§ **TASK DIRECTIONS**:
Copy each line of the data below exactly, leaving out pictures.

§ **DATA LISTING**:
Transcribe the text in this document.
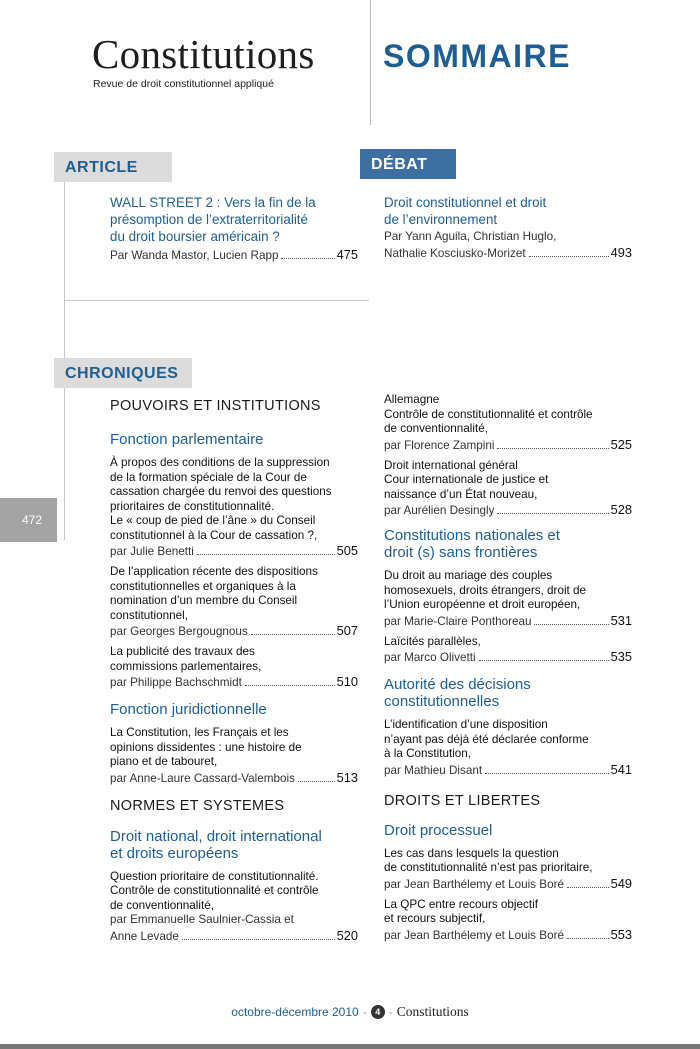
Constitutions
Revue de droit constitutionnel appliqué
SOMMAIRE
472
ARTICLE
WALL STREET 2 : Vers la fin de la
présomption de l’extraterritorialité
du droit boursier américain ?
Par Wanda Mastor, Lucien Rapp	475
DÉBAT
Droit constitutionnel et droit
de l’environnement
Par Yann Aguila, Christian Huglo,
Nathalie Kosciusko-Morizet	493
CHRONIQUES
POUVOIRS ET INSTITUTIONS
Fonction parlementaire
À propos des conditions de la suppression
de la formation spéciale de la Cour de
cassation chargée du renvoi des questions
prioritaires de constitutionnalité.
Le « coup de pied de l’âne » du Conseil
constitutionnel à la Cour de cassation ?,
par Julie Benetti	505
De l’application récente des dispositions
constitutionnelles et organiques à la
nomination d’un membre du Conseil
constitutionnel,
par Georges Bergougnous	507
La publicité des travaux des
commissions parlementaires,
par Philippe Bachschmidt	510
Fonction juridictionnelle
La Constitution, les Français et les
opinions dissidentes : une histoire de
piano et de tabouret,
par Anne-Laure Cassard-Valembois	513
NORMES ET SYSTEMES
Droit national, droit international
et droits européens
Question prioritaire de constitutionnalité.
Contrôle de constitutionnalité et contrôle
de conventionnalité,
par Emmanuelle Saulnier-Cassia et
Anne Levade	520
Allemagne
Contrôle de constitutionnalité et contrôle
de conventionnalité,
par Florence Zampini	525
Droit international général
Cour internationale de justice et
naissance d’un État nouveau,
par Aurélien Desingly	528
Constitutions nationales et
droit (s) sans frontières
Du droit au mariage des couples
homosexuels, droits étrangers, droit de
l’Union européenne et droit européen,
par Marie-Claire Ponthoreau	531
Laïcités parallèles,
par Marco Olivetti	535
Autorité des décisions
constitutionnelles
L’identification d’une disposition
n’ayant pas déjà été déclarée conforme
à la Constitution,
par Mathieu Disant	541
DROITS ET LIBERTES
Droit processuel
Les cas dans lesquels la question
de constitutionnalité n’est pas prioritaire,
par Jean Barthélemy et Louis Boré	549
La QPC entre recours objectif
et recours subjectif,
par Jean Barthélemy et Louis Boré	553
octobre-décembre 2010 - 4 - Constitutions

§ **THE SOLUTION**:
Transcribe the text in this document.
Constitutions
Revue de droit constitutionnel appliqué
SOMMAIRE
472
ARTICLE
WALL STREET 2 : Vers la fin de la
présomption de l’extraterritorialité
du droit boursier américain ?
Par Wanda Mastor, Lucien Rapp	475
DÉBAT
Droit constitutionnel et droit
de l’environnement
Par Yann Aguila, Christian Huglo,
Nathalie Kosciusko-Morizet	493
CHRONIQUES
POUVOIRS ET INSTITUTIONS
Fonction parlementaire
À propos des conditions de la suppression
de la formation spéciale de la Cour de
cassation chargée du renvoi des questions
prioritaires de constitutionnalité.
Le « coup de pied de l’âne » du Conseil
constitutionnel à la Cour de cassation ?,
par Julie Benetti	505
De l’application récente des dispositions
constitutionnelles et organiques à la
nomination d’un membre du Conseil
constitutionnel,
par Georges Bergougnous	507
La publicité des travaux des
commissions parlementaires,
par Philippe Bachschmidt	510
Fonction juridictionnelle
La Constitution, les Français et les
opinions dissidentes : une histoire de
piano et de tabouret,
par Anne-Laure Cassard-Valembois	513
NORMES ET SYSTEMES
Droit national, droit international
et droits européens
Question prioritaire de constitutionnalité.
Contrôle de constitutionnalité et contrôle
de conventionnalité,
par Emmanuelle Saulnier-Cassia et
Anne Levade	520
Allemagne
Contrôle de constitutionnalité et contrôle
de conventionnalité,
par Florence Zampini	525
Droit international général
Cour internationale de justice et
naissance d’un État nouveau,
par Aurélien Desingly	528
Constitutions nationales et
droit (s) sans frontières
Du droit au mariage des couples
homosexuels, droits étrangers, droit de
l’Union européenne et droit européen,
par Marie-Claire Ponthoreau	531
Laïcités parallèles,
par Marco Olivetti	535
Autorité des décisions
constitutionnelles
L’identification d’une disposition
n’ayant pas déjà été déclarée conforme
à la Constitution,
par Mathieu Disant	541
DROITS ET LIBERTES
Droit processuel
Les cas dans lesquels la question
de constitutionnalité n’est pas prioritaire,
par Jean Barthélemy et Louis Boré	549
La QPC entre recours objectif
et recours subjectif,
par Jean Barthélemy et Louis Boré	553
octobre-décembre 2010 - 4 - Constitutions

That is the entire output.